▶ [EXERCISE GOAL] Write out all of the data exactly as it appears.

▶ [RECORDS]
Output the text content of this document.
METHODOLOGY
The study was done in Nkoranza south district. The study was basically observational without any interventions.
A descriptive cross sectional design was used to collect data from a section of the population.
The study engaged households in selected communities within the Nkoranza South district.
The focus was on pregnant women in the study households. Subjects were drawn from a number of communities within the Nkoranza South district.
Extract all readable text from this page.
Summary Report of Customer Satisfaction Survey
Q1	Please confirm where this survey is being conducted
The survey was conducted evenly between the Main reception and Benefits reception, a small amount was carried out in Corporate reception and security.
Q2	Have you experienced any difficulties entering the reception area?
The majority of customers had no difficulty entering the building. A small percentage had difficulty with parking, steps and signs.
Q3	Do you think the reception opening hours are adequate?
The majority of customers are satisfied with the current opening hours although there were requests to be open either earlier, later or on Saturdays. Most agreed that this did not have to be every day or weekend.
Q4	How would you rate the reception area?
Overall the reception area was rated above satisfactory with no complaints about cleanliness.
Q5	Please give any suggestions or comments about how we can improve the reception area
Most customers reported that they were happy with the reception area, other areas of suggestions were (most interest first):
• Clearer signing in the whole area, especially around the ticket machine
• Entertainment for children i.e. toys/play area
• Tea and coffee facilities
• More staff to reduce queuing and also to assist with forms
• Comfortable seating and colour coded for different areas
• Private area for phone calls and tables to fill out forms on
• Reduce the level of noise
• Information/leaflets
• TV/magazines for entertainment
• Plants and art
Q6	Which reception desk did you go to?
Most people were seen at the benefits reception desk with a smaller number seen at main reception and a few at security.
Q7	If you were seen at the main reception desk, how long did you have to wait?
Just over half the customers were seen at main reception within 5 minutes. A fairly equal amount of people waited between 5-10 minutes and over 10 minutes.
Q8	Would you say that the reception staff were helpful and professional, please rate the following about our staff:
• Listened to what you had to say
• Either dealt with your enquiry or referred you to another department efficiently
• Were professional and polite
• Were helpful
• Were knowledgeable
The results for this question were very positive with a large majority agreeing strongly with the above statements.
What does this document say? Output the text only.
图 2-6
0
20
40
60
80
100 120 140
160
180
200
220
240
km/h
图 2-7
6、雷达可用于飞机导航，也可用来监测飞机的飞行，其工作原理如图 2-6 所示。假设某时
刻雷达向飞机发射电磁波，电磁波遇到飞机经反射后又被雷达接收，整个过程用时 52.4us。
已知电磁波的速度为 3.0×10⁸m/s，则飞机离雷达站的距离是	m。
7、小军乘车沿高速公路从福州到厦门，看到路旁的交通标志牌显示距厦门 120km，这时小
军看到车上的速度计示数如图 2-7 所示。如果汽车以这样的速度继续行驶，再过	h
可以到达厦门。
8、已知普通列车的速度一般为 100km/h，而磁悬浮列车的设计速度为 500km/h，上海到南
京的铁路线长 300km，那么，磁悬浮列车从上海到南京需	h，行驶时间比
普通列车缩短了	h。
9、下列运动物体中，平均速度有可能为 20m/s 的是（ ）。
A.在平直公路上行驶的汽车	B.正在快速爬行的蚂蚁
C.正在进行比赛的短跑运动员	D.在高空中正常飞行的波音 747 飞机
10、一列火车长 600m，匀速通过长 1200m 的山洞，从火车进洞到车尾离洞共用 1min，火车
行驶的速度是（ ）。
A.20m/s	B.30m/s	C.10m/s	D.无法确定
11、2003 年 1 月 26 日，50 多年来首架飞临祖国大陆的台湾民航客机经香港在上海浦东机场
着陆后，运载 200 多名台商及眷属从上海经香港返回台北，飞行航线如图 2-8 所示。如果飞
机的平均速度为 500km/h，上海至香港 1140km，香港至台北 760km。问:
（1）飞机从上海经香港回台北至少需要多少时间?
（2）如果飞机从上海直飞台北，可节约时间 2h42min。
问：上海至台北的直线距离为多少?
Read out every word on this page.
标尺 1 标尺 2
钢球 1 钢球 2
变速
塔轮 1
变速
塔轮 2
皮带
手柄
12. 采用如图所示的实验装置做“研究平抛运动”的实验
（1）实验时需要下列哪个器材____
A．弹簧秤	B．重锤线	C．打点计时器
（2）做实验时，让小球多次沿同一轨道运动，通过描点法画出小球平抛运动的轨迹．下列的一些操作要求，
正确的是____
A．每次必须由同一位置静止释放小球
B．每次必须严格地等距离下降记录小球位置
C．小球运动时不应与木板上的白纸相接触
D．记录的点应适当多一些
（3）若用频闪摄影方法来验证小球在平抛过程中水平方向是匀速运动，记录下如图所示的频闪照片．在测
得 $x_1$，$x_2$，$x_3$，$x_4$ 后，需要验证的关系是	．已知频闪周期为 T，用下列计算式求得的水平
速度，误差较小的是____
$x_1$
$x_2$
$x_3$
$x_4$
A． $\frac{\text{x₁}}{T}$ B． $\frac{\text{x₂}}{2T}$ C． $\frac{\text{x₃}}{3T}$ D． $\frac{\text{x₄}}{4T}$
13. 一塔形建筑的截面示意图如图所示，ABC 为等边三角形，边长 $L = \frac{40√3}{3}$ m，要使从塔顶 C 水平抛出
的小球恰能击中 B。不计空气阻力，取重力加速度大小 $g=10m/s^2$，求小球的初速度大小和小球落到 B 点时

▶ [EXPECTED ANSWER]
Output the text content of this document.
METHODOLOGY
The study was done in Nkoranza south district. The study was basically observational without any interventions.
A descriptive cross sectional design was used to collect data from a section of the population.
The study engaged households in selected communities within the Nkoranza South district.
The focus was on pregnant women in the study households. Subjects were drawn from a number of communities within the Nkoranza South district.
Extract all readable text from this page.
Summary Report of Customer Satisfaction Survey
Q1	Please confirm where this survey is being conducted
The survey was conducted evenly between the Main reception and Benefits reception, a small amount was carried out in Corporate reception and security.
Q2	Have you experienced any difficulties entering the reception area?
The majority of customers had no difficulty entering the building. A small percentage had difficulty with parking, steps and signs.
Q3	Do you think the reception opening hours are adequate?
The majority of customers are satisfied with the current opening hours although there were requests to be open either earlier, later or on Saturdays. Most agreed that this did not have to be every day or weekend.
Q4	How would you rate the reception area?
Overall the reception area was rated above satisfactory with no complaints about cleanliness.
Q5	Please give any suggestions or comments about how we can improve the reception area
Most customers reported that they were happy with the reception area, other areas of suggestions were (most interest first):
• Clearer signing in the whole area, especially around the ticket machine
• Entertainment for children i.e. toys/play area
• Tea and coffee facilities
• More staff to reduce queuing and also to assist with forms
• Comfortable seating and colour coded for different areas
• Private area for phone calls and tables to fill out forms on
• Reduce the level of noise
• Information/leaflets
• TV/magazines for entertainment
• Plants and art
Q6	Which reception desk did you go to?
Most people were seen at the benefits reception desk with a smaller number seen at main reception and a few at security.
Q7	If you were seen at the main reception desk, how long did you have to wait?
Just over half the customers were seen at main reception within 5 minutes. A fairly equal amount of people waited between 5-10 minutes and over 10 minutes.
Q8	Would you say that the reception staff were helpful and professional, please rate the following about our staff:
• Listened to what you had to say
• Either dealt with your enquiry or referred you to another department efficiently
• Were professional and polite
• Were helpful
• Were knowledgeable
The results for this question were very positive with a large majority agreeing strongly with the above statements.
What does this document say? Output the text only.
图 2-6
0
20
40
60
80
100 120 140
160
180
200
220
240
km/h
图 2-7
6、雷达可用于飞机导航，也可用来监测飞机的飞行，其工作原理如图 2-6 所示。假设某时
刻雷达向飞机发射电磁波，电磁波遇到飞机经反射后又被雷达接收，整个过程用时 52.4us。
已知电磁波的速度为 3.0×10⁸m/s，则飞机离雷达站的距离是	m。
7、小军乘车沿高速公路从福州到厦门，看到路旁的交通标志牌显示距厦门 120km，这时小
军看到车上的速度计示数如图 2-7 所示。如果汽车以这样的速度继续行驶，再过	h
可以到达厦门。
8、已知普通列车的速度一般为 100km/h，而磁悬浮列车的设计速度为 500km/h，上海到南
京的铁路线长 300km，那么，磁悬浮列车从上海到南京需	h，行驶时间比
普通列车缩短了	h。
9、下列运动物体中，平均速度有可能为 20m/s 的是（ ）。
A.在平直公路上行驶的汽车	B.正在快速爬行的蚂蚁
C.正在进行比赛的短跑运动员	D.在高空中正常飞行的波音 747 飞机
10、一列火车长 600m，匀速通过长 1200m 的山洞，从火车进洞到车尾离洞共用 1min，火车
行驶的速度是（ ）。
A.20m/s	B.30m/s	C.10m/s	D.无法确定
11、2003 年 1 月 26 日，50 多年来首架飞临祖国大陆的台湾民航客机经香港在上海浦东机场
着陆后，运载 200 多名台商及眷属从上海经香港返回台北，飞行航线如图 2-8 所示。如果飞
机的平均速度为 500km/h，上海至香港 1140km，香港至台北 760km。问:
（1）飞机从上海经香港回台北至少需要多少时间?
（2）如果飞机从上海直飞台北，可节约时间 2h42min。
问：上海至台北的直线距离为多少?
Read out every word on this page.
标尺 1 标尺 2
钢球 1 钢球 2
变速
塔轮 1
变速
塔轮 2
皮带
手柄
12. 采用如图所示的实验装置做“研究平抛运动”的实验
（1）实验时需要下列哪个器材____
A．弹簧秤	B．重锤线	C．打点计时器
（2）做实验时，让小球多次沿同一轨道运动，通过描点法画出小球平抛运动的轨迹．下列的一些操作要求，
正确的是____
A．每次必须由同一位置静止释放小球
B．每次必须严格地等距离下降记录小球位置
C．小球运动时不应与木板上的白纸相接触
D．记录的点应适当多一些
（3）若用频闪摄影方法来验证小球在平抛过程中水平方向是匀速运动，记录下如图所示的频闪照片．在测
得 $x_1$，$x_2$，$x_3$，$x_4$ 后，需要验证的关系是	．已知频闪周期为 T，用下列计算式求得的水平
速度，误差较小的是____
$x_1$
$x_2$
$x_3$
$x_4$
A． $\frac{\text{x₁}}{T}$ B． $\frac{\text{x₂}}{2T}$ C． $\frac{\text{x₃}}{3T}$ D． $\frac{\text{x₄}}{4T}$
13. 一塔形建筑的截面示意图如图所示，ABC 为等边三角形，边长 $L = \frac{40√3}{3}$ m，要使从塔顶 C 水平抛出
的小球恰能击中 B。不计空气阻力，取重力加速度大小 $g=10m/s^2$，求小球的初速度大小和小球落到 B 点时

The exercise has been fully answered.